Begin
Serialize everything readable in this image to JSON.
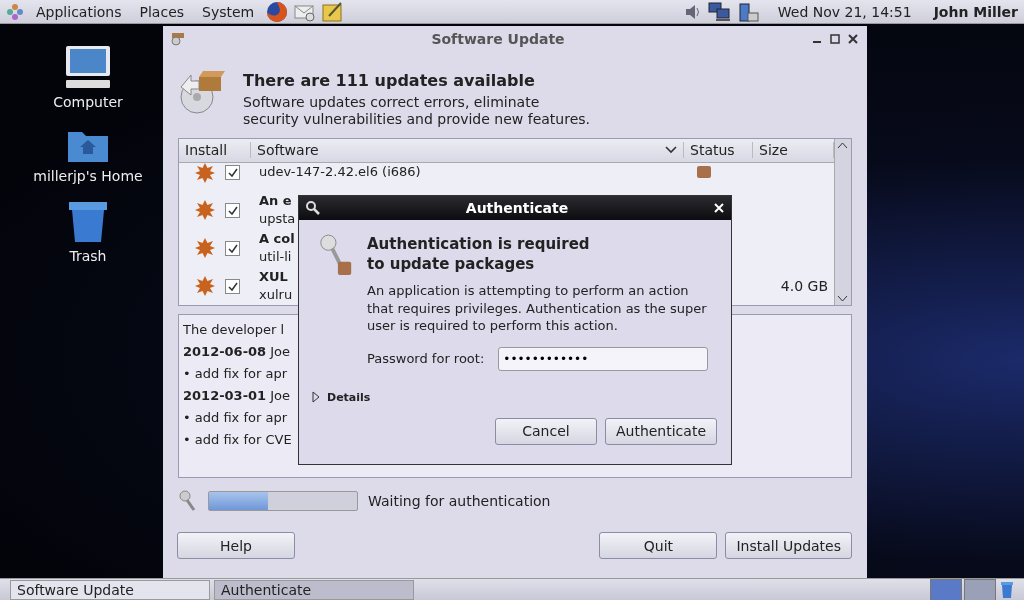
{
  "top_panel": {
    "menus": [
      "Applications",
      "Places",
      "System"
    ],
    "clock": "Wed Nov 21, 14:51",
    "user": "John Miller"
  },
  "desktop_icons": [
    {
      "label": "Computer",
      "kind": "computer"
    },
    {
      "label": "millerjp's Home",
      "kind": "home"
    },
    {
      "label": "Trash",
      "kind": "trash"
    }
  ],
  "window": {
    "title": "Software Update",
    "heading": "There are 111 updates available",
    "description": "Software updates correct errors, eliminate security vulnerabilities and provide new features.",
    "table": {
      "columns": [
        "Install",
        "Software",
        "Status",
        "Size"
      ],
      "rows": [
        {
          "checked": true,
          "package": "udev-147-2.42.el6 (i686)",
          "status_icon": true
        },
        {
          "checked": true,
          "summary": "An e",
          "package": "upsta"
        },
        {
          "checked": true,
          "summary": "A col",
          "package": "util-li"
        },
        {
          "checked": true,
          "summary": "XUL",
          "package": "xulru",
          "size": "4.0 GB"
        }
      ]
    },
    "changelog": [
      "The developer l",
      "**2012-06-08** Joe",
      "• add fix for apr",
      "**2012-03-01** Joe",
      "• add fix for apr",
      "• add fix for CVE"
    ],
    "progress": {
      "level": 0.4,
      "status": "Waiting for authentication"
    },
    "buttons": [
      "Help",
      "Quit",
      "Install Updates"
    ]
  },
  "dialog": {
    "title": "Authenticate",
    "heading": "Authentication is required to update packages",
    "message": "An application is attempting to perform an action that requires privileges. Authentication as the super user is required to perform this action.",
    "password_label": "Password for root:",
    "password_value": "••••••••••••",
    "details": {
      "label": "Details",
      "expanded": false
    },
    "buttons": [
      "Cancel",
      "Authenticate"
    ]
  },
  "taskbar": [
    {
      "label": "Software Update",
      "selected": false
    },
    {
      "label": "Authenticate",
      "selected": true
    }
  ]
}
End
How many lines in the records above contain the word "user"? Reply with the number and nothing more.

2